Set task ▸ Review the material and extract every line in which the word "noworodków" occurs.

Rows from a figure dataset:
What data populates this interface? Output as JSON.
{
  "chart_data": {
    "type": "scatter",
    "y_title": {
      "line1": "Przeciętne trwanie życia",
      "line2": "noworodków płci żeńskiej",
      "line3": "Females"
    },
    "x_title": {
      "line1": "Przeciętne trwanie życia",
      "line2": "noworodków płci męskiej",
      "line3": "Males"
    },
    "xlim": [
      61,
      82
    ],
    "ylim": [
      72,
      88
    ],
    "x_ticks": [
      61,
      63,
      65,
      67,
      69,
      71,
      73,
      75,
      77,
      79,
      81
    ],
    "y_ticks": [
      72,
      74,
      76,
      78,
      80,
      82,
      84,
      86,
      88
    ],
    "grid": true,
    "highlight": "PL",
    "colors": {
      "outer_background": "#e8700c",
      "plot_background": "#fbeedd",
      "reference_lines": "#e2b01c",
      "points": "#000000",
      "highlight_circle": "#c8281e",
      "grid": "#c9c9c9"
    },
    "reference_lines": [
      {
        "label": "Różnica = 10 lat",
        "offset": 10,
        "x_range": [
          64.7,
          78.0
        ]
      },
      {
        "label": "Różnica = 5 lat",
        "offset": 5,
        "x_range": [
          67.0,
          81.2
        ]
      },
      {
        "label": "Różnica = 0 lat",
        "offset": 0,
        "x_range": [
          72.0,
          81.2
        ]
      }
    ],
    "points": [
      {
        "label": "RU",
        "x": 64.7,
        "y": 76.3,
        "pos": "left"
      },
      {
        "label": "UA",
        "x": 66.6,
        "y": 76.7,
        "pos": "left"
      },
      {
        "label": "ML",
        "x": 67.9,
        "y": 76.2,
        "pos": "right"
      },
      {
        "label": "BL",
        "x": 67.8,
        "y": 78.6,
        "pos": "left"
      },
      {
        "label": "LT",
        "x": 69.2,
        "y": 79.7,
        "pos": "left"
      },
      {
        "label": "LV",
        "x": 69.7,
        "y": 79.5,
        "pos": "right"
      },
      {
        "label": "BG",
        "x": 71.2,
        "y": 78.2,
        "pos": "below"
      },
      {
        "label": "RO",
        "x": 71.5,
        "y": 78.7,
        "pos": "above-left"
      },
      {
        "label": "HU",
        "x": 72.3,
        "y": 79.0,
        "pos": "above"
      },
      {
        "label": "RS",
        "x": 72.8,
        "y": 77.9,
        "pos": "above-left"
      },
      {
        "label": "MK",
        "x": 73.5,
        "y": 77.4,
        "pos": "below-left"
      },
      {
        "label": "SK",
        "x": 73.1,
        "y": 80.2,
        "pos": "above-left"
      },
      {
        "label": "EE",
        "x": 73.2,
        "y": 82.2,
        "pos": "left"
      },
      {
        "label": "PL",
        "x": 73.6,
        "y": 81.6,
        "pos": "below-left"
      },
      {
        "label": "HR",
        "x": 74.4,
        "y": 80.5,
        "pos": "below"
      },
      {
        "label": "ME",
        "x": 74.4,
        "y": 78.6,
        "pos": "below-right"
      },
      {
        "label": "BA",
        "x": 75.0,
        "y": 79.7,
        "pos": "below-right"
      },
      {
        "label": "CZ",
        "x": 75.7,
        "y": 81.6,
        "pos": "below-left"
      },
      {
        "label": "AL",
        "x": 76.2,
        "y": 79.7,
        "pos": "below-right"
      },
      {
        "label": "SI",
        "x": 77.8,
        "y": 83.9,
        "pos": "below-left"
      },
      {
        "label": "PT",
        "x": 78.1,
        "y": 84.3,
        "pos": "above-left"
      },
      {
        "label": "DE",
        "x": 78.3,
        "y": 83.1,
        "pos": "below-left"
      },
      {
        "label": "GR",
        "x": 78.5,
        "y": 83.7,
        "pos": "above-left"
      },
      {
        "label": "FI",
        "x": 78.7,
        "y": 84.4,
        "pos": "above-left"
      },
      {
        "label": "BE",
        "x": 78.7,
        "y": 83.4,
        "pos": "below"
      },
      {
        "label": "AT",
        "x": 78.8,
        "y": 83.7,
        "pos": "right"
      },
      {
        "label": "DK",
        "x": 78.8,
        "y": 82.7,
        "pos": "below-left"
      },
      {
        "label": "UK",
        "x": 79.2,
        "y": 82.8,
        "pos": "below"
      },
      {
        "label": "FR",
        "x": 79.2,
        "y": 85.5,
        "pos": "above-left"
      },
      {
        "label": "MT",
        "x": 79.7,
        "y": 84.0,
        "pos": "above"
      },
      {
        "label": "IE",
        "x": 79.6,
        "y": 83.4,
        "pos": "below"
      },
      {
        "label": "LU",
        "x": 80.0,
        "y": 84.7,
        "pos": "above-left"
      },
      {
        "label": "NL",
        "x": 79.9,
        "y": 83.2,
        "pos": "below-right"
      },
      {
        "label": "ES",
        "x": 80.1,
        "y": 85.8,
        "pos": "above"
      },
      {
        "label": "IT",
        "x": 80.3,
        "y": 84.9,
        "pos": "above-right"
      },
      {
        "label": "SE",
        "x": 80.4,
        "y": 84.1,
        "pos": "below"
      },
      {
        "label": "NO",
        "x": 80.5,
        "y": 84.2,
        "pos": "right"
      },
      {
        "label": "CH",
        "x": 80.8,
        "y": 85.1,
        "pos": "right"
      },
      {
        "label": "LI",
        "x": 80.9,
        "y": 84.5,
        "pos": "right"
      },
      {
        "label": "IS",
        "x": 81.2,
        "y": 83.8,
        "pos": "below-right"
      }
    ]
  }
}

Full output ▸
      "line2": "noworodków płci żeńskiej",
      "line2": "noworodków płci męskiej",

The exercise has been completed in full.